(TASK PROMPT): Please give the listing again, word for word, with nothing left out.

(EXERCISE MATERIALS):
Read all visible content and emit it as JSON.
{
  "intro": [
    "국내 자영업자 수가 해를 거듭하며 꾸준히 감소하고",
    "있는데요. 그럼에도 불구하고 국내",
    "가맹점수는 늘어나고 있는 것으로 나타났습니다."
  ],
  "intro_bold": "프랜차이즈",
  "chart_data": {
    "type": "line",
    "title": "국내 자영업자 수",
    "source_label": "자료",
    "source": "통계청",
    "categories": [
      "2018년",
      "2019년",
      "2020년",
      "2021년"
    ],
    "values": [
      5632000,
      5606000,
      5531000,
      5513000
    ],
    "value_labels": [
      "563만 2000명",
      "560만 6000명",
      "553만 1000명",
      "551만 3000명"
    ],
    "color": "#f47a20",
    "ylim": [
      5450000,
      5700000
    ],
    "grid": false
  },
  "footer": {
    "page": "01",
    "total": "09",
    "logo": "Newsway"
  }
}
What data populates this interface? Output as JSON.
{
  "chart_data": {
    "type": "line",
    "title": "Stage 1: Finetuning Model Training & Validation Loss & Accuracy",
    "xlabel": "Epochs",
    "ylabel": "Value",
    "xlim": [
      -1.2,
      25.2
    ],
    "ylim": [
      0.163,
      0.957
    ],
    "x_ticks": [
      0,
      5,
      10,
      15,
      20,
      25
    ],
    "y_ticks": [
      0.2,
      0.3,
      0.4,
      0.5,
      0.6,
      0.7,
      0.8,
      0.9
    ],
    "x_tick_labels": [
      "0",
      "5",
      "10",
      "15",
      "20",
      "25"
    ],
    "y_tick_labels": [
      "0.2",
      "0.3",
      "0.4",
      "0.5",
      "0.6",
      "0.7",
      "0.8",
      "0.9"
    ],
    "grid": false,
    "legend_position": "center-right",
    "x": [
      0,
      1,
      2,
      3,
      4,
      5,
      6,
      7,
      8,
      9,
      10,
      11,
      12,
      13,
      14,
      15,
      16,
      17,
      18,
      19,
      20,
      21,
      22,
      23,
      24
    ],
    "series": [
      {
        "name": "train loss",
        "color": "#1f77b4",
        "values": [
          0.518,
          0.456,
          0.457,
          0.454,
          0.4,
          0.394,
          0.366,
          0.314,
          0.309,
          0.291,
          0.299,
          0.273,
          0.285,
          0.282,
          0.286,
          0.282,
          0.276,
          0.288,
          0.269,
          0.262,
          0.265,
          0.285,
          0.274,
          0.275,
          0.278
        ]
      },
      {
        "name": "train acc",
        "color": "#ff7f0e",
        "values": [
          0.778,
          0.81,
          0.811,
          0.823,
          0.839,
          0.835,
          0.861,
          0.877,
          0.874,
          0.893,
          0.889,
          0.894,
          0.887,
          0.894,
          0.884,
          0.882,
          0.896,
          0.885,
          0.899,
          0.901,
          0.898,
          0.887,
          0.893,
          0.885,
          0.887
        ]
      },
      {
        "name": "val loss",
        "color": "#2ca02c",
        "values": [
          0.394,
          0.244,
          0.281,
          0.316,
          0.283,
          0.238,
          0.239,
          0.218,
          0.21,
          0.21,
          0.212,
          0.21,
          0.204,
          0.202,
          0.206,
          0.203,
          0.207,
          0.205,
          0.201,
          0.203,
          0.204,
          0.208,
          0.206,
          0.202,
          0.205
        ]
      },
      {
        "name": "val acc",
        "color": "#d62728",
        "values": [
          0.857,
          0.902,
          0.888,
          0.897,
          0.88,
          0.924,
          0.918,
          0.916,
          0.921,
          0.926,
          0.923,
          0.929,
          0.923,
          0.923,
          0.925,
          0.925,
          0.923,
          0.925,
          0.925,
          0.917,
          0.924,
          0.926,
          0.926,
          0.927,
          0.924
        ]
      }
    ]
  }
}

(CORRECT RESULT):
Read all visible content and emit it as JSON.
{
  "intro": [
    "국내 자영업자 수가 해를 거듭하며 꾸준히 감소하고",
    "있는데요. 그럼에도 불구하고 국내",
    "가맹점수는 늘어나고 있는 것으로 나타났습니다."
  ],
  "intro_bold": "프랜차이즈",
  "chart_data": {
    "type": "line",
    "title": "국내 자영업자 수",
    "source_label": "자료",
    "source": "통계청",
    "categories": [
      "2018년",
      "2019년",
      "2020년",
      "2021년"
    ],
    "values": [
      5632000,
      5606000,
      5531000,
      5513000
    ],
    "value_labels": [
      "563만 2000명",
      "560만 6000명",
      "553만 1000명",
      "551만 3000명"
    ],
    "color": "#f47a20",
    "ylim": [
      5450000,
      5700000
    ],
    "grid": false
  },
  "footer": {
    "page": "01",
    "total": "09",
    "logo": "Newsway"
  }
}
What data populates this interface? Output as JSON.
{
  "chart_data": {
    "type": "line",
    "title": "Stage 1: Finetuning Model Training & Validation Loss & Accuracy",
    "xlabel": "Epochs",
    "ylabel": "Value",
    "xlim": [
      -1.2,
      25.2
    ],
    "ylim": [
      0.163,
      0.957
    ],
    "x_ticks": [
      0,
      5,
      10,
      15,
      20,
      25
    ],
    "y_ticks": [
      0.2,
      0.3,
      0.4,
      0.5,
      0.6,
      0.7,
      0.8,
      0.9
    ],
    "x_tick_labels": [
      "0",
      "5",
      "10",
      "15",
      "20",
      "25"
    ],
    "y_tick_labels": [
      "0.2",
      "0.3",
      "0.4",
      "0.5",
      "0.6",
      "0.7",
      "0.8",
      "0.9"
    ],
    "grid": false,
    "legend_position": "center-right",
    "x": [
      0,
      1,
      2,
      3,
      4,
      5,
      6,
      7,
      8,
      9,
      10,
      11,
      12,
      13,
      14,
      15,
      16,
      17,
      18,
      19,
      20,
      21,
      22,
      23,
      24
    ],
    "series": [
      {
        "name": "train loss",
        "color": "#1f77b4",
        "values": [
          0.518,
          0.456,
          0.457,
          0.454,
          0.4,
          0.394,
          0.366,
          0.314,
          0.309,
          0.291,
          0.299,
          0.273,
          0.285,
          0.282,
          0.286,
          0.282,
          0.276,
          0.288,
          0.269,
          0.262,
          0.265,
          0.285,
          0.274,
          0.275,
          0.278
        ]
      },
      {
        "name": "train acc",
        "color": "#ff7f0e",
        "values": [
          0.778,
          0.81,
          0.811,
          0.823,
          0.839,
          0.835,
          0.861,
          0.877,
          0.874,
          0.893,
          0.889,
          0.894,
          0.887,
          0.894,
          0.884,
          0.882,
          0.896,
          0.885,
          0.899,
          0.901,
          0.898,
          0.887,
          0.893,
          0.885,
          0.887
        ]
      },
      {
        "name": "val loss",
        "color": "#2ca02c",
        "values": [
          0.394,
          0.244,
          0.281,
          0.316,
          0.283,
          0.238,
          0.239,
          0.218,
          0.21,
          0.21,
          0.212,
          0.21,
          0.204,
          0.202,
          0.206,
          0.203,
          0.207,
          0.205,
          0.201,
          0.203,
          0.204,
          0.208,
          0.206,
          0.202,
          0.205
        ]
      },
      {
        "name": "val acc",
        "color": "#d62728",
        "values": [
          0.857,
          0.902,
          0.888,
          0.897,
          0.88,
          0.924,
          0.918,
          0.916,
          0.921,
          0.926,
          0.923,
          0.929,
          0.923,
          0.923,
          0.925,
          0.925,
          0.923,
          0.925,
          0.925,
          0.917,
          0.924,
          0.926,
          0.926,
          0.927,
          0.924
        ]
      }
    ]
  }
}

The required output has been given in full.